» BRIEF: Look through the listing for the word "this". Copy each line that has it.

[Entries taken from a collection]
· · · · ·

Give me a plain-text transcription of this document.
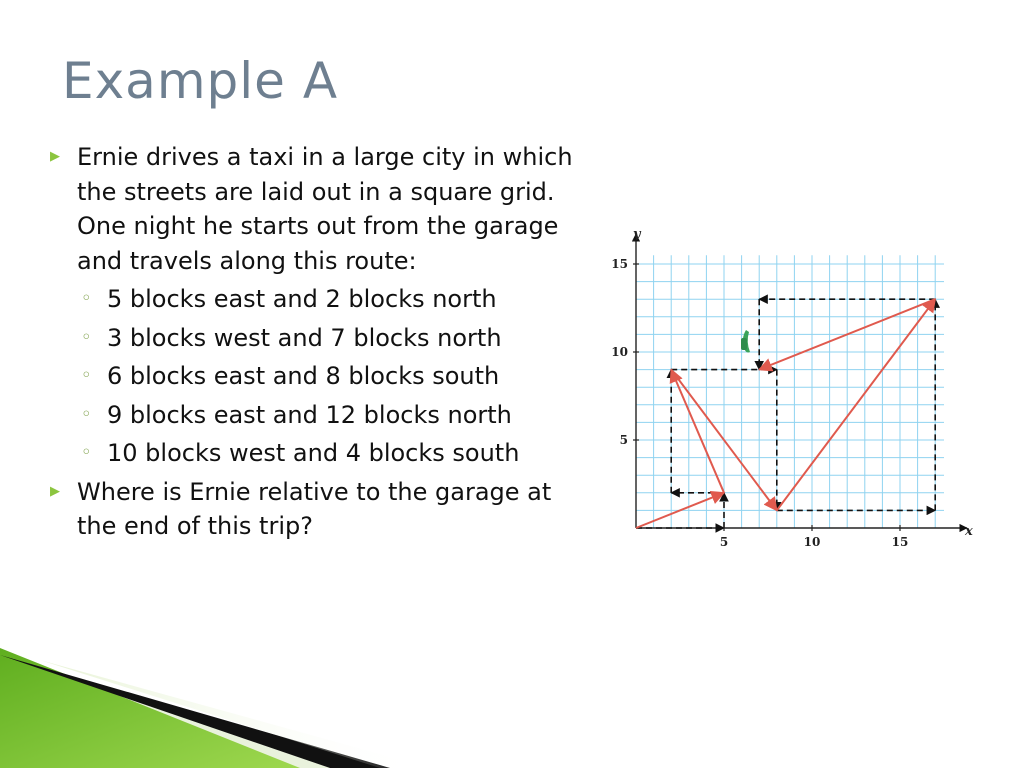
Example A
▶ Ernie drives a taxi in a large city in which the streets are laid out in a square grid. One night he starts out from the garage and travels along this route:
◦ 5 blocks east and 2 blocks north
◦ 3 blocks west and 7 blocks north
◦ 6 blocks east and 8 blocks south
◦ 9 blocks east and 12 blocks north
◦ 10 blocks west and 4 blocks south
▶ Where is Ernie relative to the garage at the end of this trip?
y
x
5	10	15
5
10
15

· · · · ·

» ANSWER BELOW:
Give me a plain-text transcription of this document.
▶ Ernie drives a taxi in a large city in which the streets are laid out in a square grid. One night he starts out from the garage and travels along this route:
▶ Where is Ernie relative to the garage at the end of this trip?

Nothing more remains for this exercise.